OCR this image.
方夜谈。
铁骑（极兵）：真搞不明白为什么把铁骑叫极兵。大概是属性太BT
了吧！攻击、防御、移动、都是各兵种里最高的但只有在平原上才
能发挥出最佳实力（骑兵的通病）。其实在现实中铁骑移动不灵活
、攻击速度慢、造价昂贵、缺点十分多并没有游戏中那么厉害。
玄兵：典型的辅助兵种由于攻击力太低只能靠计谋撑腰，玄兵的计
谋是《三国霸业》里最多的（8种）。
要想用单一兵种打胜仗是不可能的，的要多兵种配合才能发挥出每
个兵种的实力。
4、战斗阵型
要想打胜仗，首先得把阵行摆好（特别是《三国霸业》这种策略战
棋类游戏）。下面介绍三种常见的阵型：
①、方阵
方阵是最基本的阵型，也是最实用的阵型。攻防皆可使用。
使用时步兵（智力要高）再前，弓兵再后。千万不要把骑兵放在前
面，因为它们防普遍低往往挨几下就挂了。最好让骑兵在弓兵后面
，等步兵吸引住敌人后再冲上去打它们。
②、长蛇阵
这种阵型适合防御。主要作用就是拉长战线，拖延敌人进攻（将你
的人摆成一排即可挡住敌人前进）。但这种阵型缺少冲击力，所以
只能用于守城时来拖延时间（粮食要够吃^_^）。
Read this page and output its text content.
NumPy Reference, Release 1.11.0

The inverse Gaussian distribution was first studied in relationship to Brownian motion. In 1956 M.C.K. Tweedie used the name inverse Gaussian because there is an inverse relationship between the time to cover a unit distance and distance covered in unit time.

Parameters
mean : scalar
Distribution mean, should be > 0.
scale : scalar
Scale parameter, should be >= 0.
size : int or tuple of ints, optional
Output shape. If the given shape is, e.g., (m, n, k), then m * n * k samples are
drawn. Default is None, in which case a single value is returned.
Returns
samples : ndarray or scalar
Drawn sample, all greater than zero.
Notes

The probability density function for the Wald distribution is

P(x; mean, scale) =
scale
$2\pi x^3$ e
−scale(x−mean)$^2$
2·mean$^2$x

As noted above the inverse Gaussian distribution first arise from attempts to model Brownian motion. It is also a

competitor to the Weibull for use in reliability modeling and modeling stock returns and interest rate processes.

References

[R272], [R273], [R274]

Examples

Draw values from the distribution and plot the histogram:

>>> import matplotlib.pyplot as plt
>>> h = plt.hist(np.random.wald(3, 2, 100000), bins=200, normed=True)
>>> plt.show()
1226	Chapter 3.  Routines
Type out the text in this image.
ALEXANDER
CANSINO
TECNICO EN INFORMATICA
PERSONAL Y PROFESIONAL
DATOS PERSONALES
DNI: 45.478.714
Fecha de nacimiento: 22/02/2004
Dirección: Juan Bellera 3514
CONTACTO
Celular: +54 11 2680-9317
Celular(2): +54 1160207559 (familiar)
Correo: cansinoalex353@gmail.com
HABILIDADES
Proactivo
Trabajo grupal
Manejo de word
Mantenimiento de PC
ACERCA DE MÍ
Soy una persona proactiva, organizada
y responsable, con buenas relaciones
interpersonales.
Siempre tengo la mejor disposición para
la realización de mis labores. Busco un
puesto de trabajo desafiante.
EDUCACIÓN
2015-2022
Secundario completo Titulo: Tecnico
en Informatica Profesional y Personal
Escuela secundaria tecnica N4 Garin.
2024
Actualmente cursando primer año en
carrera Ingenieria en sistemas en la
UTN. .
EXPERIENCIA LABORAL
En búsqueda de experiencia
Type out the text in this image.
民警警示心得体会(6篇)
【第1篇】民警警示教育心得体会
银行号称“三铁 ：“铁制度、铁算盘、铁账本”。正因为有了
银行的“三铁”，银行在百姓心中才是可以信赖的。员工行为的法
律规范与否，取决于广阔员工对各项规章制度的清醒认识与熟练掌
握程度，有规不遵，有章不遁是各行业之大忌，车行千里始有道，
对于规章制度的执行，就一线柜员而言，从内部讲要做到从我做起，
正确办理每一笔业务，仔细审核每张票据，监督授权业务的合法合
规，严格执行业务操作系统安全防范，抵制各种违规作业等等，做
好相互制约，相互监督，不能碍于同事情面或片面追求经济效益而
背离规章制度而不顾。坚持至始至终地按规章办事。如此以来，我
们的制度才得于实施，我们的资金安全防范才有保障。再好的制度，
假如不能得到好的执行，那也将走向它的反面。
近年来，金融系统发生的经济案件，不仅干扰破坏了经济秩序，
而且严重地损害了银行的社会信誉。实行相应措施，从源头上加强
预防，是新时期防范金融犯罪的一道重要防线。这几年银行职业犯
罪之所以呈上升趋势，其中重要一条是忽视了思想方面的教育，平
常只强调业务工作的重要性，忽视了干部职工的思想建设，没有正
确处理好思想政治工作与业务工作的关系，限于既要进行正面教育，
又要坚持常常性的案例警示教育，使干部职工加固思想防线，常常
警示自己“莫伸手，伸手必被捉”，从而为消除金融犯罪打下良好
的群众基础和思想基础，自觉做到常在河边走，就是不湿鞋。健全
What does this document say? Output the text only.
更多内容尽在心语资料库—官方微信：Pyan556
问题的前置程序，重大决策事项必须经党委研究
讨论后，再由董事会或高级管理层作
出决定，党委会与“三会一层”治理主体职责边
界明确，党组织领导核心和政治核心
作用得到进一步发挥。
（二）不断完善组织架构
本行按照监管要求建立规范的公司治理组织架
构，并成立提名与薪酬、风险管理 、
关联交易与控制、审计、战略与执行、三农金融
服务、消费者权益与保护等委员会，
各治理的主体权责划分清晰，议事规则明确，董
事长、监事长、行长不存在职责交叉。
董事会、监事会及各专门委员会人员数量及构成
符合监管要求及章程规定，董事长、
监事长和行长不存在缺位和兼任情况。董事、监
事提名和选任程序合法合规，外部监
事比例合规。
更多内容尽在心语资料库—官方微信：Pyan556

EXERCISE: Reproduce the records above exactly as they appear.

CORRECT ANSWER:
OCR this image.
方夜谈。
铁骑（极兵）：真搞不明白为什么把铁骑叫极兵。大概是属性太BT
了吧！攻击、防御、移动、都是各兵种里最高的但只有在平原上才
能发挥出最佳实力（骑兵的通病）。其实在现实中铁骑移动不灵活
、攻击速度慢、造价昂贵、缺点十分多并没有游戏中那么厉害。
玄兵：典型的辅助兵种由于攻击力太低只能靠计谋撑腰，玄兵的计
谋是《三国霸业》里最多的（8种）。
要想用单一兵种打胜仗是不可能的，的要多兵种配合才能发挥出每
个兵种的实力。
4、战斗阵型
要想打胜仗，首先得把阵行摆好（特别是《三国霸业》这种策略战
棋类游戏）。下面介绍三种常见的阵型：
①、方阵
方阵是最基本的阵型，也是最实用的阵型。攻防皆可使用。
使用时步兵（智力要高）再前，弓兵再后。千万不要把骑兵放在前
面，因为它们防普遍低往往挨几下就挂了。最好让骑兵在弓兵后面
，等步兵吸引住敌人后再冲上去打它们。
②、长蛇阵
这种阵型适合防御。主要作用就是拉长战线，拖延敌人进攻（将你
的人摆成一排即可挡住敌人前进）。但这种阵型缺少冲击力，所以
只能用于守城时来拖延时间（粮食要够吃^_^）。
Read this page and output its text content.
NumPy Reference, Release 1.11.0

The inverse Gaussian distribution was first studied in relationship to Brownian motion. In 1956 M.C.K. Tweedie used the name inverse Gaussian because there is an inverse relationship between the time to cover a unit distance and distance covered in unit time.

Parameters
mean : scalar
Distribution mean, should be > 0.
scale : scalar
Scale parameter, should be >= 0.
size : int or tuple of ints, optional
Output shape. If the given shape is, e.g., (m, n, k), then m * n * k samples are
drawn. Default is None, in which case a single value is returned.
Returns
samples : ndarray or scalar
Drawn sample, all greater than zero.
Notes

The probability density function for the Wald distribution is

P(x; mean, scale) =
scale
$2\pi x^3$ e
−scale(x−mean)$^2$
2·mean$^2$x

As noted above the inverse Gaussian distribution first arise from attempts to model Brownian motion. It is also a

competitor to the Weibull for use in reliability modeling and modeling stock returns and interest rate processes.

References

[R272], [R273], [R274]

Examples

Draw values from the distribution and plot the histogram:

>>> import matplotlib.pyplot as plt
>>> h = plt.hist(np.random.wald(3, 2, 100000), bins=200, normed=True)
>>> plt.show()
1226	Chapter 3.  Routines
Type out the text in this image.
ALEXANDER
CANSINO
TECNICO EN INFORMATICA
PERSONAL Y PROFESIONAL
DATOS PERSONALES
DNI: 45.478.714
Fecha de nacimiento: 22/02/2004
Dirección: Juan Bellera 3514
CONTACTO
Celular: +54 11 2680-9317
Celular(2): +54 1160207559 (familiar)
Correo: cansinoalex353@gmail.com
HABILIDADES
Proactivo
Trabajo grupal
Manejo de word
Mantenimiento de PC
ACERCA DE MÍ
Soy una persona proactiva, organizada
y responsable, con buenas relaciones
interpersonales.
Siempre tengo la mejor disposición para
la realización de mis labores. Busco un
puesto de trabajo desafiante.
EDUCACIÓN
2015-2022
Secundario completo Titulo: Tecnico
en Informatica Profesional y Personal
Escuela secundaria tecnica N4 Garin.
2024
Actualmente cursando primer año en
carrera Ingenieria en sistemas en la
UTN. .
EXPERIENCIA LABORAL
En búsqueda de experiencia
Type out the text in this image.
民警警示心得体会(6篇)
【第1篇】民警警示教育心得体会
银行号称“三铁 ：“铁制度、铁算盘、铁账本”。正因为有了
银行的“三铁”，银行在百姓心中才是可以信赖的。员工行为的法
律规范与否，取决于广阔员工对各项规章制度的清醒认识与熟练掌
握程度，有规不遵，有章不遁是各行业之大忌，车行千里始有道，
对于规章制度的执行，就一线柜员而言，从内部讲要做到从我做起，
正确办理每一笔业务，仔细审核每张票据，监督授权业务的合法合
规，严格执行业务操作系统安全防范，抵制各种违规作业等等，做
好相互制约，相互监督，不能碍于同事情面或片面追求经济效益而
背离规章制度而不顾。坚持至始至终地按规章办事。如此以来，我
们的制度才得于实施，我们的资金安全防范才有保障。再好的制度，
假如不能得到好的执行，那也将走向它的反面。
近年来，金融系统发生的经济案件，不仅干扰破坏了经济秩序，
而且严重地损害了银行的社会信誉。实行相应措施，从源头上加强
预防，是新时期防范金融犯罪的一道重要防线。这几年银行职业犯
罪之所以呈上升趋势，其中重要一条是忽视了思想方面的教育，平
常只强调业务工作的重要性，忽视了干部职工的思想建设，没有正
确处理好思想政治工作与业务工作的关系，限于既要进行正面教育，
又要坚持常常性的案例警示教育，使干部职工加固思想防线，常常
警示自己“莫伸手，伸手必被捉”，从而为消除金融犯罪打下良好
的群众基础和思想基础，自觉做到常在河边走，就是不湿鞋。健全
What does this document say? Output the text only.
更多内容尽在心语资料库—官方微信：Pyan556
问题的前置程序，重大决策事项必须经党委研究
讨论后，再由董事会或高级管理层作
出决定，党委会与“三会一层”治理主体职责边
界明确，党组织领导核心和政治核心
作用得到进一步发挥。
（二）不断完善组织架构
本行按照监管要求建立规范的公司治理组织架
构，并成立提名与薪酬、风险管理 、
关联交易与控制、审计、战略与执行、三农金融
服务、消费者权益与保护等委员会，
各治理的主体权责划分清晰，议事规则明确，董
事长、监事长、行长不存在职责交叉。
董事会、监事会及各专门委员会人员数量及构成
符合监管要求及章程规定，董事长、
监事长和行长不存在缺位和兼任情况。董事、监
事提名和选任程序合法合规，外部监
事比例合规。
更多内容尽在心语资料库—官方微信：Pyan556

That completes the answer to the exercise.